#### [Work to be completed]
Would you return the complete listing below word for word?

A run of records
[START]

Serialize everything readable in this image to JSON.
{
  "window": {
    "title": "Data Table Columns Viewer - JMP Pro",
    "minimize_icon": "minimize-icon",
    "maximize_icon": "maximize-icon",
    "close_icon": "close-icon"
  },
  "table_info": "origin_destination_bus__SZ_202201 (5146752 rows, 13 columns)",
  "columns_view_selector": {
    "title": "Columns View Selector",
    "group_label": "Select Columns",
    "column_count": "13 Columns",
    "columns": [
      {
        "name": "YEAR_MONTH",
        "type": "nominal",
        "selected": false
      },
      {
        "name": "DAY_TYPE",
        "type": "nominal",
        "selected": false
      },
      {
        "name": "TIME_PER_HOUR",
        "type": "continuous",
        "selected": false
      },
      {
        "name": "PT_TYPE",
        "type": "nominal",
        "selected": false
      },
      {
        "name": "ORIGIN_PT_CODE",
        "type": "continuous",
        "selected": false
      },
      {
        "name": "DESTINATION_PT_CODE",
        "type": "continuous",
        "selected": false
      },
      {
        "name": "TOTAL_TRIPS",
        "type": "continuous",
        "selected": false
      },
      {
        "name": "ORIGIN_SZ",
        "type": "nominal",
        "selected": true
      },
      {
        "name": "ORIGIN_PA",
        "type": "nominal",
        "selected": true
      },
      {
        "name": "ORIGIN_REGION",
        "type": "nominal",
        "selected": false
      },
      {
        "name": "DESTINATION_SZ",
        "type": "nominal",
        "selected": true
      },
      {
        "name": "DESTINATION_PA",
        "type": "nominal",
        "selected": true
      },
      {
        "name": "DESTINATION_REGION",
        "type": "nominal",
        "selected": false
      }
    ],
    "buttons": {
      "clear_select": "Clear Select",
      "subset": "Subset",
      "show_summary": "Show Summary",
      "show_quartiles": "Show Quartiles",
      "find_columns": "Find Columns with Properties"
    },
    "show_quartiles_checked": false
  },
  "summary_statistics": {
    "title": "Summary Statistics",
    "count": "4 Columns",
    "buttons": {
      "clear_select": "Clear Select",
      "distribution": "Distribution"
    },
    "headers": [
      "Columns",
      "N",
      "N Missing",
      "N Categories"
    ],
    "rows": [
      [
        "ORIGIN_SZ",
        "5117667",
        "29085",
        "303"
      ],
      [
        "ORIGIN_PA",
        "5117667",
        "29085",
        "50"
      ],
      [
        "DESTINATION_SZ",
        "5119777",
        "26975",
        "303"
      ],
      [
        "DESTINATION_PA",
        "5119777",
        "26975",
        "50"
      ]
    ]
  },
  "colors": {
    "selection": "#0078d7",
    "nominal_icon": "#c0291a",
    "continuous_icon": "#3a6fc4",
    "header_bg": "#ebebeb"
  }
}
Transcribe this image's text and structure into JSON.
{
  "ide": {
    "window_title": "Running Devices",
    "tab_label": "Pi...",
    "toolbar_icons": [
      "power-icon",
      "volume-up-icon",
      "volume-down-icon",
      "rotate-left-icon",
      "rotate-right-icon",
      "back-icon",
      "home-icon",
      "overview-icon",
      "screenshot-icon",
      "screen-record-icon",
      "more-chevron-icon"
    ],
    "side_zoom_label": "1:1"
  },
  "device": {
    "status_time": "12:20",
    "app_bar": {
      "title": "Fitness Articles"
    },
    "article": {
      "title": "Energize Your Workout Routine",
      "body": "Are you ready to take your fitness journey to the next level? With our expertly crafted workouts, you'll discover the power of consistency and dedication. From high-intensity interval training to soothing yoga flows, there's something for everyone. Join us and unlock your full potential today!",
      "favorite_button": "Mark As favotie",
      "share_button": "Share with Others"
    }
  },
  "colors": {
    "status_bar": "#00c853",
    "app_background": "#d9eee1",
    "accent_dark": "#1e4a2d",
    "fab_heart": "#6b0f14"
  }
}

[END]

#### [Result for this task]
Serialize everything readable in this image to JSON.
{
  "window": {
    "title": "Data Table Columns Viewer - JMP Pro",
    "minimize_icon": "minimize-icon",
    "maximize_icon": "maximize-icon",
    "close_icon": "close-icon"
  },
  "table_info": "origin_destination_bus__SZ_202201 (5146752 rows, 13 columns)",
  "columns_view_selector": {
    "title": "Columns View Selector",
    "group_label": "Select Columns",
    "column_count": "13 Columns",
    "columns": [
      {
        "name": "YEAR_MONTH",
        "type": "nominal",
        "selected": false
      },
      {
        "name": "DAY_TYPE",
        "type": "nominal",
        "selected": false
      },
      {
        "name": "TIME_PER_HOUR",
        "type": "continuous",
        "selected": false
      },
      {
        "name": "PT_TYPE",
        "type": "nominal",
        "selected": false
      },
      {
        "name": "ORIGIN_PT_CODE",
        "type": "continuous",
        "selected": false
      },
      {
        "name": "DESTINATION_PT_CODE",
        "type": "continuous",
        "selected": false
      },
      {
        "name": "TOTAL_TRIPS",
        "type": "continuous",
        "selected": false
      },
      {
        "name": "ORIGIN_SZ",
        "type": "nominal",
        "selected": true
      },
      {
        "name": "ORIGIN_PA",
        "type": "nominal",
        "selected": true
      },
      {
        "name": "ORIGIN_REGION",
        "type": "nominal",
        "selected": false
      },
      {
        "name": "DESTINATION_SZ",
        "type": "nominal",
        "selected": true
      },
      {
        "name": "DESTINATION_PA",
        "type": "nominal",
        "selected": true
      },
      {
        "name": "DESTINATION_REGION",
        "type": "nominal",
        "selected": false
      }
    ],
    "buttons": {
      "clear_select": "Clear Select",
      "subset": "Subset",
      "show_summary": "Show Summary",
      "show_quartiles": "Show Quartiles",
      "find_columns": "Find Columns with Properties"
    },
    "show_quartiles_checked": false
  },
  "summary_statistics": {
    "title": "Summary Statistics",
    "count": "4 Columns",
    "buttons": {
      "clear_select": "Clear Select",
      "distribution": "Distribution"
    },
    "headers": [
      "Columns",
      "N",
      "N Missing",
      "N Categories"
    ],
    "rows": [
      [
        "ORIGIN_SZ",
        "5117667",
        "29085",
        "303"
      ],
      [
        "ORIGIN_PA",
        "5117667",
        "29085",
        "50"
      ],
      [
        "DESTINATION_SZ",
        "5119777",
        "26975",
        "303"
      ],
      [
        "DESTINATION_PA",
        "5119777",
        "26975",
        "50"
      ]
    ]
  },
  "colors": {
    "selection": "#0078d7",
    "nominal_icon": "#c0291a",
    "continuous_icon": "#3a6fc4",
    "header_bg": "#ebebeb"
  }
}
Transcribe this image's text and structure into JSON.
{
  "ide": {
    "window_title": "Running Devices",
    "tab_label": "Pi...",
    "toolbar_icons": [
      "power-icon",
      "volume-up-icon",
      "volume-down-icon",
      "rotate-left-icon",
      "rotate-right-icon",
      "back-icon",
      "home-icon",
      "overview-icon",
      "screenshot-icon",
      "screen-record-icon",
      "more-chevron-icon"
    ],
    "side_zoom_label": "1:1"
  },
  "device": {
    "status_time": "12:20",
    "app_bar": {
      "title": "Fitness Articles"
    },
    "article": {
      "title": "Energize Your Workout Routine",
      "body": "Are you ready to take your fitness journey to the next level? With our expertly crafted workouts, you'll discover the power of consistency and dedication. From high-intensity interval training to soothing yoga flows, there's something for everyone. Join us and unlock your full potential today!",
      "favorite_button": "Mark As favotie",
      "share_button": "Share with Others"
    }
  },
  "colors": {
    "status_bar": "#00c853",
    "app_background": "#d9eee1",
    "accent_dark": "#1e4a2d",
    "fab_heart": "#6b0f14"
  }
}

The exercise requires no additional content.